Material supplied:

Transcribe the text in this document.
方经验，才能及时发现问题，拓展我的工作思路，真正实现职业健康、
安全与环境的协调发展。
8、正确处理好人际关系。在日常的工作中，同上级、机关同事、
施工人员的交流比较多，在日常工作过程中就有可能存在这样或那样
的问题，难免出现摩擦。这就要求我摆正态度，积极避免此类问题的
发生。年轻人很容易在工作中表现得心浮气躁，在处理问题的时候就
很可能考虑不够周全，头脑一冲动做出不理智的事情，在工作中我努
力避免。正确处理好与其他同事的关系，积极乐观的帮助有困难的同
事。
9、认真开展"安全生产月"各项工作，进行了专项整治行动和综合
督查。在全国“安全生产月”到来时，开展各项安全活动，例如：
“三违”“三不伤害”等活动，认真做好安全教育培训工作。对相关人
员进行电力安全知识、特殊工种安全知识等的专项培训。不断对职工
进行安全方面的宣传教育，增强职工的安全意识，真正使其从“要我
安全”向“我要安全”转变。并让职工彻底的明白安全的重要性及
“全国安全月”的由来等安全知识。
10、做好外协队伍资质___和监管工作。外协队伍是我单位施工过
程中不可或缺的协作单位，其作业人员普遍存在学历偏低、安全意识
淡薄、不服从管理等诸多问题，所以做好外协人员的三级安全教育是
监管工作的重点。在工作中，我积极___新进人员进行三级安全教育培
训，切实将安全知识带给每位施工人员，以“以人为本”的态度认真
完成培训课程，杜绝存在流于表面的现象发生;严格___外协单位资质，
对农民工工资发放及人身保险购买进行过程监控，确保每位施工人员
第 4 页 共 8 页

The problem: Above are some records; extract every one of them exactly.

Written solution:
Transcribe the text in this document.
方经验，才能及时发现问题，拓展我的工作思路，真正实现职业健康、
安全与环境的协调发展。
8、正确处理好人际关系。在日常的工作中，同上级、机关同事、
施工人员的交流比较多，在日常工作过程中就有可能存在这样或那样
的问题，难免出现摩擦。这就要求我摆正态度，积极避免此类问题的
发生。年轻人很容易在工作中表现得心浮气躁，在处理问题的时候就
很可能考虑不够周全，头脑一冲动做出不理智的事情，在工作中我努
力避免。正确处理好与其他同事的关系，积极乐观的帮助有困难的同
事。
9、认真开展"安全生产月"各项工作，进行了专项整治行动和综合
督查。在全国“安全生产月”到来时，开展各项安全活动，例如：
“三违”“三不伤害”等活动，认真做好安全教育培训工作。对相关人
员进行电力安全知识、特殊工种安全知识等的专项培训。不断对职工
进行安全方面的宣传教育，增强职工的安全意识，真正使其从“要我
安全”向“我要安全”转变。并让职工彻底的明白安全的重要性及
“全国安全月”的由来等安全知识。
10、做好外协队伍资质___和监管工作。外协队伍是我单位施工过
程中不可或缺的协作单位，其作业人员普遍存在学历偏低、安全意识
淡薄、不服从管理等诸多问题，所以做好外协人员的三级安全教育是
监管工作的重点。在工作中，我积极___新进人员进行三级安全教育培
训，切实将安全知识带给每位施工人员，以“以人为本”的态度认真
完成培训课程，杜绝存在流于表面的现象发生;严格___外协单位资质，
对农民工工资发放及人身保险购买进行过程监控，确保每位施工人员
第 4 页 共 8 页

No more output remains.